## Task requirements
Reproduce these lines with each "sidebar-label" changed to "nav-label" and everything else left unchanged. Leave the pictures out of your answer.

## Image region annotations

━━━━━━━━━━━━━━━━

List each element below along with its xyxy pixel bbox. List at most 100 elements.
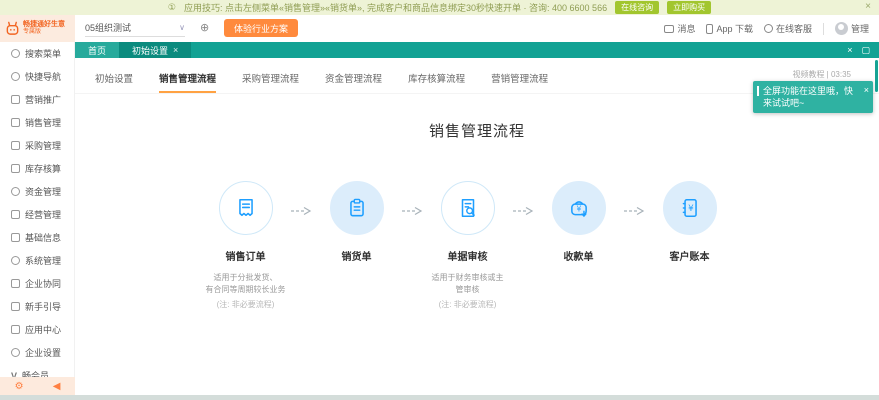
sales-process-flow: 销售订单 适用于分批发货、 有合同等周期较长业务 (注: 非必要流程) — [75, 181, 879, 310]
sidebar-label: 企业设置 — [25, 346, 61, 359]
industry-solution-button[interactable]: 体验行业方案 — [224, 19, 298, 37]
receipt-icon — [235, 197, 257, 219]
flow-node-sales-invoice[interactable]: 销货单 — [301, 181, 412, 310]
toast-text: 全屏功能在这里哦，快来试试吧~ — [763, 86, 853, 108]
flow-node-customer-ledger[interactable]: ¥ 客户账本 — [634, 181, 745, 310]
sidebar-footer: ⚙ ◀ — [0, 377, 75, 395]
node-desc: 适用于财务审核或主 管审核 — [412, 272, 523, 297]
sidebar-item-beginner-guide[interactable]: 新手引导 — [0, 295, 74, 318]
sidebar-item-system[interactable]: 系统管理 — [0, 249, 74, 272]
sidebar-label: 销售管理 — [25, 116, 61, 129]
sidebar-label: 采购管理 — [25, 139, 61, 152]
clipboard-icon — [346, 197, 368, 219]
logo-subtitle: 专属版 — [23, 29, 65, 36]
sales-invoice-circle — [330, 181, 384, 235]
org-select-value: 05组织测试 — [85, 21, 131, 34]
username-label: 管理 — [851, 22, 869, 35]
toast-close-icon[interactable]: × — [864, 84, 869, 96]
report-icon — [11, 210, 20, 219]
org-select[interactable]: 05组织测试 ∨ — [85, 21, 185, 37]
settings-gear-icon[interactable]: ⚙ — [15, 381, 24, 392]
fullscreen-tip-toast: 全屏功能在这里哦，快来试试吧~ × — [753, 81, 873, 113]
sidebar-item-quick-nav[interactable]: 快捷导航 — [0, 65, 74, 88]
sidebar-label: 基础信息 — [25, 231, 61, 244]
sidebar-item-collaboration[interactable]: 企业协同 — [0, 272, 74, 295]
tab-home-label: 首页 — [88, 44, 106, 57]
tab-marketing-process[interactable]: 营销管理流程 — [491, 71, 548, 93]
flow-node-doc-review[interactable]: 单据审核 适用于财务审核或主 管审核 (注: 非必要流程) — [412, 181, 523, 310]
flow-node-sales-order[interactable]: 销售订单 适用于分批发货、 有合同等周期较长业务 (注: 非必要流程) — [190, 181, 301, 310]
tab-initial-setup[interactable]: 初始设置 × — [119, 42, 191, 58]
tab-initial-settings[interactable]: 初始设置 — [95, 71, 133, 93]
logo-title: 畅捷通好生意 — [23, 21, 65, 29]
sidebar-label: 资金管理 — [25, 185, 61, 198]
sidebar-item-funds[interactable]: 资金管理 — [0, 180, 74, 203]
tab-funds-process[interactable]: 资金管理流程 — [325, 71, 382, 93]
doc-review-circle — [441, 181, 495, 235]
sidebar-item-app-center[interactable]: 应用中心 — [0, 318, 74, 341]
sidebar-item-purchase[interactable]: 采购管理 — [0, 134, 74, 157]
node-label: 收款单 — [523, 248, 634, 263]
apps-grid-icon — [11, 325, 20, 334]
sidebar: 搜索菜单 快捷导航 营销推广 销售管理 采购管理 库存核算 资金管理 经营管理 — [0, 42, 75, 395]
sidebar-item-operations[interactable]: 经营管理 — [0, 203, 74, 226]
sidebar-label: 库存核算 — [25, 162, 61, 175]
rabbit-logo-icon — [5, 21, 20, 36]
sidebar-item-enterprise-settings[interactable]: 企业设置 — [0, 341, 74, 364]
messages-button[interactable]: 消息 — [664, 22, 695, 35]
customer-ledger-circle: ¥ — [663, 181, 717, 235]
announcement-text: 应用技巧: 点击左侧菜单«销售管理»«销货单», 完成客户和商品信息绑定30秒快… — [184, 1, 607, 14]
sidebar-label: 搜索菜单 — [25, 47, 61, 60]
shopping-bag-icon — [11, 141, 20, 150]
headset-icon — [764, 24, 773, 33]
tab-close-icon[interactable]: × — [173, 45, 178, 55]
collapse-sidebar-icon[interactable]: ◀ — [53, 381, 61, 392]
bottom-strip — [0, 395, 879, 400]
tabbar-actions: × ▢ — [847, 42, 879, 58]
sidebar-item-marketing[interactable]: 营销推广 — [0, 88, 74, 111]
money-pouch-icon: ¥ — [568, 197, 590, 219]
page-title: 销售管理流程 — [75, 120, 879, 141]
sidebar-label: 应用中心 — [25, 323, 61, 336]
divider — [823, 23, 824, 35]
page-tab-bar: 首页 初始设置 × × ▢ — [75, 42, 879, 58]
flow-node-receipt[interactable]: ¥ 收款单 — [523, 181, 634, 310]
online-consult-button[interactable]: 在线咨询 — [615, 1, 659, 14]
announcement-close-icon[interactable]: × — [865, 1, 871, 12]
info-icon: ① — [168, 2, 176, 13]
close-all-tabs-icon[interactable]: × — [847, 45, 852, 55]
document-search-icon — [457, 197, 479, 219]
tab-inventory-process[interactable]: 库存核算流程 — [408, 71, 465, 93]
sidebar-item-sales[interactable]: 销售管理 — [0, 111, 74, 134]
fullscreen-icon[interactable]: ▢ — [861, 45, 870, 56]
sidebar-label: 企业协同 — [25, 277, 61, 290]
tab-sales-process[interactable]: 销售管理流程 — [159, 71, 216, 93]
top-right-actions: 消息 App 下载 在线客服 管理 — [664, 15, 869, 42]
helper-text: 视频教程 | 03:35 — [792, 69, 851, 80]
node-desc: 适用于分批发货、 有合同等周期较长业务 — [190, 272, 301, 297]
avatar — [835, 22, 848, 35]
warehouse-icon — [11, 164, 20, 173]
compass-icon — [11, 72, 20, 81]
app-download-button[interactable]: App 下载 — [706, 22, 753, 35]
node-label: 单据审核 — [412, 248, 523, 263]
sidebar-item-search-menu[interactable]: 搜索菜单 — [0, 42, 74, 65]
customer-service-button[interactable]: 在线客服 — [764, 22, 812, 35]
user-menu[interactable]: 管理 — [835, 22, 869, 35]
logo: 畅捷通好生意 专属版 — [0, 15, 75, 42]
node-note: (注: 非必要流程) — [412, 299, 523, 310]
svg-text:¥: ¥ — [688, 204, 694, 214]
globe-icon[interactable]: ⊕ — [200, 21, 209, 34]
scrollbar-thumb[interactable] — [875, 60, 878, 92]
app-download-label: App 下载 — [716, 22, 753, 35]
node-label: 销售订单 — [190, 248, 301, 263]
sidebar-item-basic-info[interactable]: 基础信息 — [0, 226, 74, 249]
tab-purchase-process[interactable]: 采购管理流程 — [242, 71, 299, 93]
sidebar-label: 新手引导 — [25, 300, 61, 313]
buy-now-button[interactable]: 立即购买 — [667, 1, 711, 14]
ledger-book-icon: ¥ — [679, 197, 701, 219]
tab-home[interactable]: 首页 — [75, 42, 119, 58]
sidebar-item-inventory[interactable]: 库存核算 — [0, 157, 74, 180]
building-icon — [11, 348, 20, 357]
info-card-icon — [11, 233, 20, 242]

━━━━━━━━━━━━━━━━

## Exercise result
List each element below along with its xyxy pixel bbox. List at most 100 elements.
sales-process-flow: 销售订单 适用于分批发货、 有合同等周期较长业务 (注: 非必要流程) — [75, 181, 879, 310]
nav-label: 企业设置 — [25, 346, 61, 359]
industry-solution-button[interactable]: 体验行业方案 — [224, 19, 298, 37]
receipt-icon — [235, 197, 257, 219]
flow-node-sales-invoice[interactable]: 销货单 — [301, 181, 412, 310]
toast-text: 全屏功能在这里哦，快来试试吧~ — [763, 86, 853, 108]
flow-node-customer-ledger[interactable]: ¥ 客户账本 — [634, 181, 745, 310]
sidebar-footer: ⚙ ◀ — [0, 377, 75, 395]
node-desc: 适用于财务审核或主 管审核 — [412, 272, 523, 297]
sidebar-item-beginner-guide[interactable]: 新手引导 — [0, 295, 74, 318]
sidebar-item-system[interactable]: 系统管理 — [0, 249, 74, 272]
nav-label: 销售管理 — [25, 116, 61, 129]
nav-label: 采购管理 — [25, 139, 61, 152]
clipboard-icon — [346, 197, 368, 219]
logo-subtitle: 专属版 — [23, 29, 65, 36]
sales-invoice-circle — [330, 181, 384, 235]
org-select-value: 05组织测试 — [85, 21, 131, 34]
username-label: 管理 — [851, 22, 869, 35]
toast-close-icon[interactable]: × — [864, 84, 869, 96]
report-icon — [11, 210, 20, 219]
org-select[interactable]: 05组织测试 ∨ — [85, 21, 185, 37]
settings-gear-icon[interactable]: ⚙ — [15, 381, 24, 392]
fullscreen-tip-toast: 全屏功能在这里哦，快来试试吧~ × — [753, 81, 873, 113]
sidebar-item-quick-nav[interactable]: 快捷导航 — [0, 65, 74, 88]
nav-label: 基础信息 — [25, 231, 61, 244]
sidebar-item-collaboration[interactable]: 企业协同 — [0, 272, 74, 295]
tab-home-label: 首页 — [88, 44, 106, 57]
tab-marketing-process[interactable]: 营销管理流程 — [491, 71, 548, 93]
flow-node-doc-review[interactable]: 单据审核 适用于财务审核或主 管审核 (注: 非必要流程) — [412, 181, 523, 310]
flow-node-sales-order[interactable]: 销售订单 适用于分批发货、 有合同等周期较长业务 (注: 非必要流程) — [190, 181, 301, 310]
tab-initial-setup[interactable]: 初始设置 × — [119, 42, 191, 58]
tab-initial-settings[interactable]: 初始设置 — [95, 71, 133, 93]
logo-title: 畅捷通好生意 — [23, 21, 65, 29]
nav-label: 资金管理 — [25, 185, 61, 198]
sidebar-item-funds[interactable]: 资金管理 — [0, 180, 74, 203]
tab-funds-process[interactable]: 资金管理流程 — [325, 71, 382, 93]
doc-review-circle — [441, 181, 495, 235]
sidebar-item-app-center[interactable]: 应用中心 — [0, 318, 74, 341]
sidebar-item-purchase[interactable]: 采购管理 — [0, 134, 74, 157]
node-label: 收款单 — [523, 248, 634, 263]
apps-grid-icon — [11, 325, 20, 334]
sidebar: 搜索菜单 快捷导航 营销推广 销售管理 采购管理 库存核算 资金管理 经营管理 — [0, 42, 75, 395]
sidebar-item-operations[interactable]: 经营管理 — [0, 203, 74, 226]
nav-label: 库存核算 — [25, 162, 61, 175]
rabbit-logo-icon — [5, 21, 20, 36]
sidebar-item-enterprise-settings[interactable]: 企业设置 — [0, 341, 74, 364]
messages-button[interactable]: 消息 — [664, 22, 695, 35]
customer-ledger-circle: ¥ — [663, 181, 717, 235]
announcement-text: 应用技巧: 点击左侧菜单«销售管理»«销货单», 完成客户和商品信息绑定30秒快… — [184, 1, 607, 14]
nav-label: 搜索菜单 — [25, 47, 61, 60]
shopping-bag-icon — [11, 141, 20, 150]
headset-icon — [764, 24, 773, 33]
tab-close-icon[interactable]: × — [173, 45, 178, 55]
collapse-sidebar-icon[interactable]: ◀ — [53, 381, 61, 392]
bottom-strip — [0, 395, 879, 400]
tabbar-actions: × ▢ — [847, 42, 879, 58]
sidebar-item-marketing[interactable]: 营销推广 — [0, 88, 74, 111]
money-pouch-icon: ¥ — [568, 197, 590, 219]
page-title: 销售管理流程 — [75, 120, 879, 141]
nav-label: 应用中心 — [25, 323, 61, 336]
divider — [823, 23, 824, 35]
page-tab-bar: 首页 初始设置 × × ▢ — [75, 42, 879, 58]
flow-node-receipt[interactable]: ¥ 收款单 — [523, 181, 634, 310]
online-consult-button[interactable]: 在线咨询 — [615, 1, 659, 14]
announcement-close-icon[interactable]: × — [865, 1, 871, 12]
info-icon: ① — [168, 2, 176, 13]
close-all-tabs-icon[interactable]: × — [847, 45, 852, 55]
document-search-icon — [457, 197, 479, 219]
tab-inventory-process[interactable]: 库存核算流程 — [408, 71, 465, 93]
sidebar-item-sales[interactable]: 销售管理 — [0, 111, 74, 134]
fullscreen-icon[interactable]: ▢ — [861, 45, 870, 56]
nav-label: 企业协同 — [25, 277, 61, 290]
tab-sales-process[interactable]: 销售管理流程 — [159, 71, 216, 93]
top-right-actions: 消息 App 下载 在线客服 管理 — [664, 15, 869, 42]
helper-text: 视频教程 | 03:35 — [792, 69, 851, 80]
node-desc: 适用于分批发货、 有合同等周期较长业务 — [190, 272, 301, 297]
avatar — [835, 22, 848, 35]
warehouse-icon — [11, 164, 20, 173]
compass-icon — [11, 72, 20, 81]
app-download-button[interactable]: App 下载 — [706, 22, 753, 35]
node-label: 单据审核 — [412, 248, 523, 263]
sidebar-item-search-menu[interactable]: 搜索菜单 — [0, 42, 74, 65]
customer-service-button[interactable]: 在线客服 — [764, 22, 812, 35]
user-menu[interactable]: 管理 — [835, 22, 869, 35]
logo: 畅捷通好生意 专属版 — [0, 15, 75, 42]
node-note: (注: 非必要流程) — [412, 299, 523, 310]
svg-text:¥: ¥ — [688, 204, 694, 214]
globe-icon[interactable]: ⊕ — [200, 21, 209, 34]
scrollbar-thumb[interactable] — [875, 60, 878, 92]
app-download-label: App 下载 — [716, 22, 753, 35]
node-label: 销售订单 — [190, 248, 301, 263]
sidebar-item-basic-info[interactable]: 基础信息 — [0, 226, 74, 249]
tab-purchase-process[interactable]: 采购管理流程 — [242, 71, 299, 93]
nav-label: 新手引导 — [25, 300, 61, 313]
buy-now-button[interactable]: 立即购买 — [667, 1, 711, 14]
ledger-book-icon: ¥ — [679, 197, 701, 219]
tab-home[interactable]: 首页 — [75, 42, 119, 58]
sidebar-item-inventory[interactable]: 库存核算 — [0, 157, 74, 180]
building-icon — [11, 348, 20, 357]
info-card-icon — [11, 233, 20, 242]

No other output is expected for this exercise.